━━━━━ Available records ━━━━━

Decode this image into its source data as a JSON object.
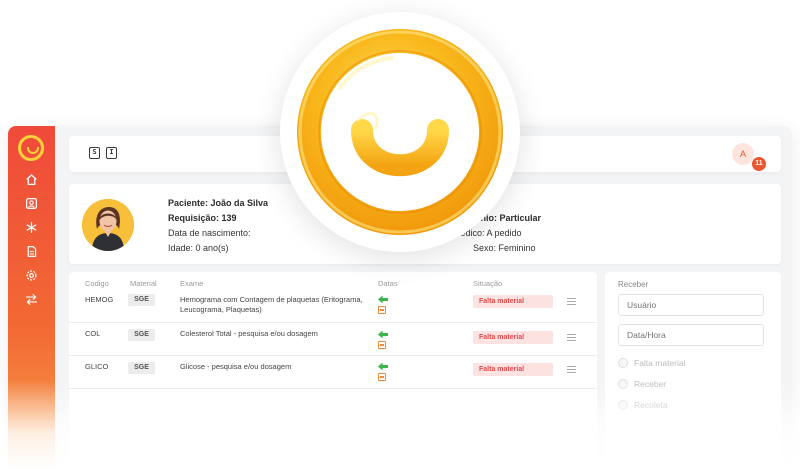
{
  "topbar": {
    "icon_s": "S",
    "icon_i": "I",
    "avatar_initial": "A",
    "notification_count": "11"
  },
  "sidebar": {
    "items": [
      {
        "icon": "home-icon"
      },
      {
        "icon": "user-card-icon"
      },
      {
        "icon": "asterisk-icon"
      },
      {
        "icon": "document-icon"
      },
      {
        "icon": "gear-icon"
      },
      {
        "icon": "transfer-icon"
      }
    ]
  },
  "patient": {
    "name": "Paciente: João da Silva",
    "requisition": "Requisição: 139",
    "birth": "Data de nascimento:",
    "age": "Idade: 0 ano(s)",
    "insurance": "Convênio: Particular",
    "doctor": "Médico: A pedido",
    "sex": "Sexo: Feminino"
  },
  "table": {
    "headers": {
      "code": "Codigo",
      "material": "Material",
      "exam": "Exame",
      "dates": "Datas",
      "status": "Situação"
    },
    "rows": [
      {
        "code": "HEMOG",
        "material": "SGE",
        "exam_line1": "Hemograma com Contagem de plaquetas (Eritograma,",
        "exam_line2": "Leucograma, Plaquetas)",
        "status": "Falta material"
      },
      {
        "code": "COL",
        "material": "SGE",
        "exam_line1": "Colesterol Total - pesquisa e/ou dosagem",
        "exam_line2": "",
        "status": "Falta material"
      },
      {
        "code": "GLICO",
        "material": "SGE",
        "exam_line1": "Glicose - pesquisa e/ou dosagem",
        "exam_line2": "",
        "status": "Falta material"
      }
    ]
  },
  "receive_panel": {
    "title": "Receber",
    "user_placeholder": "Usuário",
    "datetime_placeholder": "Data/Hora",
    "options": [
      "Falta material",
      "Receber",
      "Recoleta"
    ]
  },
  "colors": {
    "accent": "#e8572f",
    "logo": "#f8b51e",
    "status_bg": "#fde2e2",
    "status_text": "#e04a4a"
  }
}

━━━━━

__Short task__: Reproduce the records, all of them, word for word; omit the pictures.

__Exercise answer__:
Decode this image into its source data as a JSON object.
{
  "topbar": {
    "icon_s": "S",
    "icon_i": "I",
    "avatar_initial": "A",
    "notification_count": "11"
  },
  "sidebar": {
    "items": [
      {
        "icon": "home-icon"
      },
      {
        "icon": "user-card-icon"
      },
      {
        "icon": "asterisk-icon"
      },
      {
        "icon": "document-icon"
      },
      {
        "icon": "gear-icon"
      },
      {
        "icon": "transfer-icon"
      }
    ]
  },
  "patient": {
    "name": "Paciente: João da Silva",
    "requisition": "Requisição: 139",
    "birth": "Data de nascimento:",
    "age": "Idade: 0 ano(s)",
    "insurance": "Convênio: Particular",
    "doctor": "Médico: A pedido",
    "sex": "Sexo: Feminino"
  },
  "table": {
    "headers": {
      "code": "Codigo",
      "material": "Material",
      "exam": "Exame",
      "dates": "Datas",
      "status": "Situação"
    },
    "rows": [
      {
        "code": "HEMOG",
        "material": "SGE",
        "exam_line1": "Hemograma com Contagem de plaquetas (Eritograma,",
        "exam_line2": "Leucograma, Plaquetas)",
        "status": "Falta material"
      },
      {
        "code": "COL",
        "material": "SGE",
        "exam_line1": "Colesterol Total - pesquisa e/ou dosagem",
        "exam_line2": "",
        "status": "Falta material"
      },
      {
        "code": "GLICO",
        "material": "SGE",
        "exam_line1": "Glicose - pesquisa e/ou dosagem",
        "exam_line2": "",
        "status": "Falta material"
      }
    ]
  },
  "receive_panel": {
    "title": "Receber",
    "user_placeholder": "Usuário",
    "datetime_placeholder": "Data/Hora",
    "options": [
      "Falta material",
      "Receber",
      "Recoleta"
    ]
  },
  "colors": {
    "accent": "#e8572f",
    "logo": "#f8b51e",
    "status_bg": "#fde2e2",
    "status_text": "#e04a4a"
  }
}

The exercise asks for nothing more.